Problem to solve |
Find each line holding the word "legend" and give the total alone.

Material |
>> BEGIN

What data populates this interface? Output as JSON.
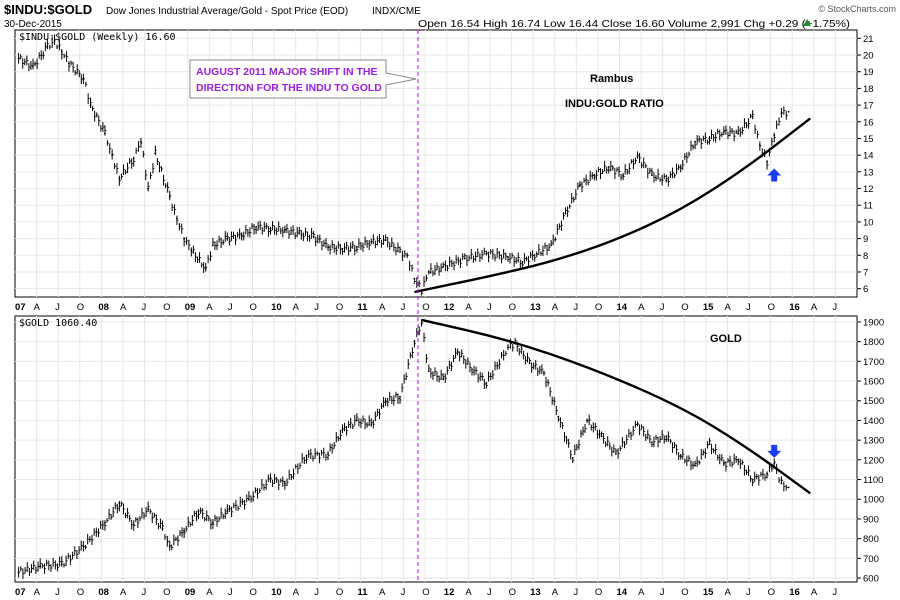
{
  "header": {
    "symbol": "$INDU:$GOLD",
    "description": "Dow Jones Industrial Average/Gold - Spot Price (EOD)",
    "exchange": "INDX/CME",
    "date": "30-Dec-2015",
    "quote": "Open 16.54  High 16.74  Low 16.44  Close 16.60  Volume 2,991  Chg +0.29 (+1.75%)",
    "quote_arrow_icon": "up-triangle-icon",
    "credit": "© StockCharts.com"
  },
  "callout": {
    "line1": "AUGUST 2011 MAJOR SHIFT IN THE",
    "line2": "DIRECTION FOR THE INDU TO GOLD",
    "color": "#9b20d9"
  },
  "colors": {
    "price": "#000000",
    "trendline": "#000000",
    "vertical_marker": "#9b20d9",
    "arrow": "#1a3cf0",
    "grid": "#e6e6e6"
  },
  "chart_data": [
    {
      "type": "bar",
      "legend": "$INDU:$GOLD (Weekly) 16.60",
      "annotations": [
        "Rambus",
        "INDU:GOLD RATIO"
      ],
      "x_tick_labels": [
        "07",
        "A",
        "J",
        "O",
        "08",
        "A",
        "J",
        "O",
        "09",
        "A",
        "J",
        "O",
        "10",
        "A",
        "J",
        "O",
        "11",
        "A",
        "J",
        "O",
        "12",
        "A",
        "J",
        "O",
        "13",
        "A",
        "J",
        "O",
        "14",
        "A",
        "J",
        "O",
        "15",
        "A",
        "J",
        "O",
        "16",
        "A",
        "J"
      ],
      "y_ticks": [
        6,
        7,
        8,
        9,
        10,
        11,
        12,
        13,
        14,
        15,
        16,
        17,
        18,
        19,
        20,
        21
      ],
      "ylim": [
        5.5,
        21.5
      ],
      "series": [
        {
          "x": [
            "2007-01",
            "2007-03",
            "2007-05",
            "2007-06",
            "2007-07",
            "2007-08",
            "2007-10",
            "2007-11",
            "2008-01",
            "2008-02",
            "2008-03",
            "2008-05",
            "2008-06",
            "2008-07",
            "2008-08",
            "2008-10",
            "2008-11",
            "2008-12",
            "2009-01",
            "2009-03",
            "2009-04",
            "2009-06",
            "2009-08",
            "2009-10",
            "2009-12",
            "2010-02",
            "2010-04",
            "2010-06",
            "2010-08",
            "2010-10",
            "2010-12",
            "2011-02",
            "2011-04",
            "2011-06",
            "2011-07",
            "2011-08",
            "2011-09",
            "2011-10",
            "2011-12",
            "2012-03",
            "2012-06",
            "2012-09",
            "2012-11",
            "2013-01",
            "2013-03",
            "2013-05",
            "2013-07",
            "2013-09",
            "2013-11",
            "2014-01",
            "2014-03",
            "2014-05",
            "2014-07",
            "2014-09",
            "2014-11",
            "2015-01",
            "2015-03",
            "2015-05",
            "2015-07",
            "2015-08",
            "2015-09",
            "2015-10",
            "2015-11",
            "2015-12"
          ],
          "y": [
            19.8,
            19.3,
            20.5,
            20.9,
            20.2,
            19.5,
            18.6,
            17.0,
            15.3,
            14.0,
            12.6,
            13.8,
            14.8,
            12.0,
            14.1,
            11.5,
            10.2,
            9.0,
            8.3,
            7.2,
            8.6,
            9.0,
            9.2,
            9.7,
            9.6,
            9.5,
            9.3,
            9.1,
            8.5,
            8.4,
            8.5,
            8.8,
            8.9,
            8.2,
            8.0,
            6.6,
            5.9,
            7.0,
            7.3,
            7.8,
            8.1,
            7.9,
            7.6,
            8.1,
            8.6,
            10.5,
            12.2,
            12.8,
            13.3,
            12.8,
            13.9,
            12.8,
            12.5,
            13.3,
            14.8,
            15.0,
            15.4,
            15.3,
            16.3,
            14.6,
            13.6,
            15.2,
            16.5,
            16.6
          ]
        }
      ],
      "trendline": {
        "x": [
          "2011-08",
          "2012-06",
          "2013-03",
          "2013-12",
          "2014-09",
          "2015-06",
          "2016-03"
        ],
        "y": [
          5.8,
          6.7,
          7.6,
          8.9,
          10.7,
          13.2,
          16.2
        ]
      },
      "marker_arrow": {
        "x": "2015-10",
        "y": 13.2,
        "direction": "up"
      }
    },
    {
      "type": "bar",
      "legend": "$GOLD 1060.40",
      "annotations": [
        "GOLD"
      ],
      "x_tick_labels": [
        "07",
        "A",
        "J",
        "O",
        "08",
        "A",
        "J",
        "O",
        "09",
        "A",
        "J",
        "O",
        "10",
        "A",
        "J",
        "O",
        "11",
        "A",
        "J",
        "O",
        "12",
        "A",
        "J",
        "O",
        "13",
        "A",
        "J",
        "O",
        "14",
        "A",
        "J",
        "O",
        "15",
        "A",
        "J",
        "O",
        "16",
        "A",
        "J"
      ],
      "y_ticks": [
        600,
        700,
        800,
        900,
        1000,
        1100,
        1200,
        1300,
        1400,
        1500,
        1600,
        1700,
        1800,
        1900
      ],
      "ylim": [
        580,
        1930
      ],
      "series": [
        {
          "x": [
            "2007-01",
            "2007-04",
            "2007-07",
            "2007-10",
            "2008-01",
            "2008-03",
            "2008-05",
            "2008-07",
            "2008-09",
            "2008-10",
            "2008-12",
            "2009-02",
            "2009-04",
            "2009-06",
            "2009-09",
            "2009-12",
            "2010-02",
            "2010-05",
            "2010-08",
            "2010-10",
            "2010-12",
            "2011-02",
            "2011-04",
            "2011-06",
            "2011-08",
            "2011-09",
            "2011-10",
            "2011-12",
            "2012-02",
            "2012-04",
            "2012-06",
            "2012-09",
            "2012-10",
            "2012-12",
            "2013-02",
            "2013-04",
            "2013-06",
            "2013-08",
            "2013-10",
            "2013-12",
            "2014-03",
            "2014-05",
            "2014-07",
            "2014-09",
            "2014-11",
            "2015-01",
            "2015-03",
            "2015-05",
            "2015-07",
            "2015-09",
            "2015-10",
            "2015-11",
            "2015-12"
          ],
          "y": [
            630,
            660,
            670,
            760,
            880,
            980,
            870,
            950,
            850,
            760,
            840,
            940,
            880,
            940,
            1000,
            1100,
            1080,
            1220,
            1230,
            1350,
            1400,
            1380,
            1500,
            1520,
            1800,
            1890,
            1650,
            1610,
            1750,
            1660,
            1590,
            1770,
            1790,
            1690,
            1640,
            1420,
            1210,
            1400,
            1320,
            1230,
            1380,
            1290,
            1320,
            1220,
            1170,
            1280,
            1180,
            1200,
            1100,
            1130,
            1180,
            1080,
            1060
          ]
        }
      ],
      "trendline": {
        "x": [
          "2011-09",
          "2012-09",
          "2013-09",
          "2014-09",
          "2015-06",
          "2016-03"
        ],
        "y": [
          1910,
          1810,
          1660,
          1470,
          1270,
          1030
        ]
      },
      "marker_arrow": {
        "x": "2015-10",
        "y": 1210,
        "direction": "down"
      }
    }
  ]
}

>> END

Result below |
2